══ Records for processing

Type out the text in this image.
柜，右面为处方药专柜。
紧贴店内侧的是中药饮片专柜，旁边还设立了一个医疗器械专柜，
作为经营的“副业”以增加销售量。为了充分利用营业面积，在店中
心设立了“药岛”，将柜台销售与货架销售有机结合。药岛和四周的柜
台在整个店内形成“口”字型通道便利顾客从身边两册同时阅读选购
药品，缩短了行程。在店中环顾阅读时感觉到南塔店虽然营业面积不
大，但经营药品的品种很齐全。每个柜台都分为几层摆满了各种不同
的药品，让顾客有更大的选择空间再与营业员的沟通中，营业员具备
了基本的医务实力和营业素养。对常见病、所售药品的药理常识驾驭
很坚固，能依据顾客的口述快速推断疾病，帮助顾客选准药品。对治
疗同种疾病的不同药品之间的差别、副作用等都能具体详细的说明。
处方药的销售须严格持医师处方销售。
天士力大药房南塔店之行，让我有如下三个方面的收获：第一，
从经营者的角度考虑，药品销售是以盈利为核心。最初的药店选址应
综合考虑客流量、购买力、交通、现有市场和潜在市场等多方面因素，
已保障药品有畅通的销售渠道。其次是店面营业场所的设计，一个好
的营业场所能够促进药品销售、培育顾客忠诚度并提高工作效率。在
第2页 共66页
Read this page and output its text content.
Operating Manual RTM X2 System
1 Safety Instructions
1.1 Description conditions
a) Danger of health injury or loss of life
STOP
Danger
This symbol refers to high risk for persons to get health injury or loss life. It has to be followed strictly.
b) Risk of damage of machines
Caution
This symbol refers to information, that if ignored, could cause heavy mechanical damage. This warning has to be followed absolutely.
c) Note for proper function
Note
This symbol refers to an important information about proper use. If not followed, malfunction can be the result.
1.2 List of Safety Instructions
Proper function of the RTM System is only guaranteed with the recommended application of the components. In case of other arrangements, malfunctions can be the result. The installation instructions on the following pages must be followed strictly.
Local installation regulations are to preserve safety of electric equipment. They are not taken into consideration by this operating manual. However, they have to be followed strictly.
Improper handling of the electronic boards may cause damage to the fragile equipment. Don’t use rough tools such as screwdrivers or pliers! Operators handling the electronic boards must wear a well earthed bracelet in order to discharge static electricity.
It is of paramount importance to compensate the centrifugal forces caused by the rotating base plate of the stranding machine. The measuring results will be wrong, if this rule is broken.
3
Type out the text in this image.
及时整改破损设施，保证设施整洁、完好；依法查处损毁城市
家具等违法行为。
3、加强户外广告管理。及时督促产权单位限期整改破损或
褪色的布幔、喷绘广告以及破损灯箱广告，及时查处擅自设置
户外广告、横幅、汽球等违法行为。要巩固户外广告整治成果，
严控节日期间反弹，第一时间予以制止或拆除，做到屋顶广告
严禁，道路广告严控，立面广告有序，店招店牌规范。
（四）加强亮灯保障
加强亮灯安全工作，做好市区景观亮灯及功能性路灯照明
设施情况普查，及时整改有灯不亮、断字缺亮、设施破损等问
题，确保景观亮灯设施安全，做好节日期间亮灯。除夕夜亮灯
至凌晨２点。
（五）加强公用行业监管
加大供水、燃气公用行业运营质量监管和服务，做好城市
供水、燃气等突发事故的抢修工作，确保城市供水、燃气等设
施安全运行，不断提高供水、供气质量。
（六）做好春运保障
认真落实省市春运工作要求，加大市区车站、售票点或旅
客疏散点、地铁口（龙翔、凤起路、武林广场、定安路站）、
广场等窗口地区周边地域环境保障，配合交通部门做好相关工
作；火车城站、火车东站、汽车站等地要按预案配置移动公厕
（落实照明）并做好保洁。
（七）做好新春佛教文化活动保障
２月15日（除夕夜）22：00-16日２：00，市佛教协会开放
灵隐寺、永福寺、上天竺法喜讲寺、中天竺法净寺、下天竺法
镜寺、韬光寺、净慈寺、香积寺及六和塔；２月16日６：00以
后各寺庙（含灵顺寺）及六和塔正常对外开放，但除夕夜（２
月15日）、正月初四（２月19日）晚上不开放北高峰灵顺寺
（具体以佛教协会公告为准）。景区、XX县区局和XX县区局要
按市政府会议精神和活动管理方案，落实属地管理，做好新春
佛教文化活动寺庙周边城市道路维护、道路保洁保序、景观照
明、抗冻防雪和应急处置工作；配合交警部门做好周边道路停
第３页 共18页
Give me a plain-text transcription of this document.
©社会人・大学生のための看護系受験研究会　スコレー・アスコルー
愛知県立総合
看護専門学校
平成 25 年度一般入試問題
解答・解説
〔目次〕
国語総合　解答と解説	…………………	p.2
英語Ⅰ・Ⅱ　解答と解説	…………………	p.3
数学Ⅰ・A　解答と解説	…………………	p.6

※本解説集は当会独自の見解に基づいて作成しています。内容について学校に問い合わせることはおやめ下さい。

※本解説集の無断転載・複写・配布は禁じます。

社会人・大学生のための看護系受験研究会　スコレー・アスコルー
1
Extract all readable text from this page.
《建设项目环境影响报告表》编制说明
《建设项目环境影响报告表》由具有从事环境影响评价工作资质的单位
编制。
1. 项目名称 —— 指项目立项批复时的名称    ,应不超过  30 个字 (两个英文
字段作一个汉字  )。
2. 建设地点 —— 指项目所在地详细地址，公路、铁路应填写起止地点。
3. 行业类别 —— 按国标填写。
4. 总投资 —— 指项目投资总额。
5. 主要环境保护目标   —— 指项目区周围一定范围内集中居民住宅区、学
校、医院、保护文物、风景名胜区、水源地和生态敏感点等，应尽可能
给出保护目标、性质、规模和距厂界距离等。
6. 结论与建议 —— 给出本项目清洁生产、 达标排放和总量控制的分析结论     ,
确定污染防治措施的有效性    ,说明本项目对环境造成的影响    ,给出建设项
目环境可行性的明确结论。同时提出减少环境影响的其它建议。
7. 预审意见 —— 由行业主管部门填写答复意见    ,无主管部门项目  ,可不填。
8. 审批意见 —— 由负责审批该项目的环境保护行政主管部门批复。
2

════

» Your instructions: Exactly reproduce every line found in the records.

» Reply:
Type out the text in this image.
柜，右面为处方药专柜。
紧贴店内侧的是中药饮片专柜，旁边还设立了一个医疗器械专柜，
作为经营的“副业”以增加销售量。为了充分利用营业面积，在店中
心设立了“药岛”，将柜台销售与货架销售有机结合。药岛和四周的柜
台在整个店内形成“口”字型通道便利顾客从身边两册同时阅读选购
药品，缩短了行程。在店中环顾阅读时感觉到南塔店虽然营业面积不
大，但经营药品的品种很齐全。每个柜台都分为几层摆满了各种不同
的药品，让顾客有更大的选择空间再与营业员的沟通中，营业员具备
了基本的医务实力和营业素养。对常见病、所售药品的药理常识驾驭
很坚固，能依据顾客的口述快速推断疾病，帮助顾客选准药品。对治
疗同种疾病的不同药品之间的差别、副作用等都能具体详细的说明。
处方药的销售须严格持医师处方销售。
天士力大药房南塔店之行，让我有如下三个方面的收获：第一，
从经营者的角度考虑，药品销售是以盈利为核心。最初的药店选址应
综合考虑客流量、购买力、交通、现有市场和潜在市场等多方面因素，
已保障药品有畅通的销售渠道。其次是店面营业场所的设计，一个好
的营业场所能够促进药品销售、培育顾客忠诚度并提高工作效率。在
第2页 共66页
Read this page and output its text content.
Operating Manual RTM X2 System
1 Safety Instructions
1.1 Description conditions
a) Danger of health injury or loss of life
STOP
Danger
This symbol refers to high risk for persons to get health injury or loss life. It has to be followed strictly.
b) Risk of damage of machines
Caution
This symbol refers to information, that if ignored, could cause heavy mechanical damage. This warning has to be followed absolutely.
c) Note for proper function
Note
This symbol refers to an important information about proper use. If not followed, malfunction can be the result.
1.2 List of Safety Instructions
Proper function of the RTM System is only guaranteed with the recommended application of the components. In case of other arrangements, malfunctions can be the result. The installation instructions on the following pages must be followed strictly.
Local installation regulations are to preserve safety of electric equipment. They are not taken into consideration by this operating manual. However, they have to be followed strictly.
Improper handling of the electronic boards may cause damage to the fragile equipment. Don’t use rough tools such as screwdrivers or pliers! Operators handling the electronic boards must wear a well earthed bracelet in order to discharge static electricity.
It is of paramount importance to compensate the centrifugal forces caused by the rotating base plate of the stranding machine. The measuring results will be wrong, if this rule is broken.
3
Type out the text in this image.
及时整改破损设施，保证设施整洁、完好；依法查处损毁城市
家具等违法行为。
3、加强户外广告管理。及时督促产权单位限期整改破损或
褪色的布幔、喷绘广告以及破损灯箱广告，及时查处擅自设置
户外广告、横幅、汽球等违法行为。要巩固户外广告整治成果，
严控节日期间反弹，第一时间予以制止或拆除，做到屋顶广告
严禁，道路广告严控，立面广告有序，店招店牌规范。
（四）加强亮灯保障
加强亮灯安全工作，做好市区景观亮灯及功能性路灯照明
设施情况普查，及时整改有灯不亮、断字缺亮、设施破损等问
题，确保景观亮灯设施安全，做好节日期间亮灯。除夕夜亮灯
至凌晨２点。
（五）加强公用行业监管
加大供水、燃气公用行业运营质量监管和服务，做好城市
供水、燃气等突发事故的抢修工作，确保城市供水、燃气等设
施安全运行，不断提高供水、供气质量。
（六）做好春运保障
认真落实省市春运工作要求，加大市区车站、售票点或旅
客疏散点、地铁口（龙翔、凤起路、武林广场、定安路站）、
广场等窗口地区周边地域环境保障，配合交通部门做好相关工
作；火车城站、火车东站、汽车站等地要按预案配置移动公厕
（落实照明）并做好保洁。
（七）做好新春佛教文化活动保障
２月15日（除夕夜）22：00-16日２：00，市佛教协会开放
灵隐寺、永福寺、上天竺法喜讲寺、中天竺法净寺、下天竺法
镜寺、韬光寺、净慈寺、香积寺及六和塔；２月16日６：00以
后各寺庙（含灵顺寺）及六和塔正常对外开放，但除夕夜（２
月15日）、正月初四（２月19日）晚上不开放北高峰灵顺寺
（具体以佛教协会公告为准）。景区、XX县区局和XX县区局要
按市政府会议精神和活动管理方案，落实属地管理，做好新春
佛教文化活动寺庙周边城市道路维护、道路保洁保序、景观照
明、抗冻防雪和应急处置工作；配合交警部门做好周边道路停
第３页 共18页
Give me a plain-text transcription of this document.
©社会人・大学生のための看護系受験研究会　スコレー・アスコルー
愛知県立総合
看護専門学校
平成 25 年度一般入試問題
解答・解説
〔目次〕
国語総合　解答と解説	…………………	p.2
英語Ⅰ・Ⅱ　解答と解説	…………………	p.3
数学Ⅰ・A　解答と解説	…………………	p.6

※本解説集は当会独自の見解に基づいて作成しています。内容について学校に問い合わせることはおやめ下さい。

※本解説集の無断転載・複写・配布は禁じます。

社会人・大学生のための看護系受験研究会　スコレー・アスコルー
1
Extract all readable text from this page.
《建设项目环境影响报告表》编制说明
《建设项目环境影响报告表》由具有从事环境影响评价工作资质的单位
编制。
1. 项目名称 —— 指项目立项批复时的名称    ,应不超过  30 个字 (两个英文
字段作一个汉字  )。
2. 建设地点 —— 指项目所在地详细地址，公路、铁路应填写起止地点。
3. 行业类别 —— 按国标填写。
4. 总投资 —— 指项目投资总额。
5. 主要环境保护目标   —— 指项目区周围一定范围内集中居民住宅区、学
校、医院、保护文物、风景名胜区、水源地和生态敏感点等，应尽可能
给出保护目标、性质、规模和距厂界距离等。
6. 结论与建议 —— 给出本项目清洁生产、 达标排放和总量控制的分析结论     ,
确定污染防治措施的有效性    ,说明本项目对环境造成的影响    ,给出建设项
目环境可行性的明确结论。同时提出减少环境影响的其它建议。
7. 预审意见 —— 由行业主管部门填写答复意见    ,无主管部门项目  ,可不填。
8. 审批意见 —— 由负责审批该项目的环境保护行政主管部门批复。
2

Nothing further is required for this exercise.